• _Objective_: Repeat every line below exactly, word for word.

+===+

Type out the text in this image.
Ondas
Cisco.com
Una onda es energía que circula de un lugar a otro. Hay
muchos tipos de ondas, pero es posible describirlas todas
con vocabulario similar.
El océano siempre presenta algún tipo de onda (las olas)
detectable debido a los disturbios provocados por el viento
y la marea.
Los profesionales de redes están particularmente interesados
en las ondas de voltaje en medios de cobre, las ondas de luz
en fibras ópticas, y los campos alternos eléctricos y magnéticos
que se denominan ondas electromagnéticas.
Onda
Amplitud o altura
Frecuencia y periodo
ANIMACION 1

+===+

• _Final result_:
Type out the text in this image.
Ondas
Cisco.com
Una onda es energía que circula de un lugar a otro. Hay
muchos tipos de ondas, pero es posible describirlas todas
con vocabulario similar.
El océano siempre presenta algún tipo de onda (las olas)
detectable debido a los disturbios provocados por el viento
y la marea.
Los profesionales de redes están particularmente interesados
en las ondas de voltaje en medios de cobre, las ondas de luz
en fibras ópticas, y los campos alternos eléctricos y magnéticos
que se denominan ondas electromagnéticas.
Onda
Amplitud o altura
Frecuencia y periodo
ANIMACION 1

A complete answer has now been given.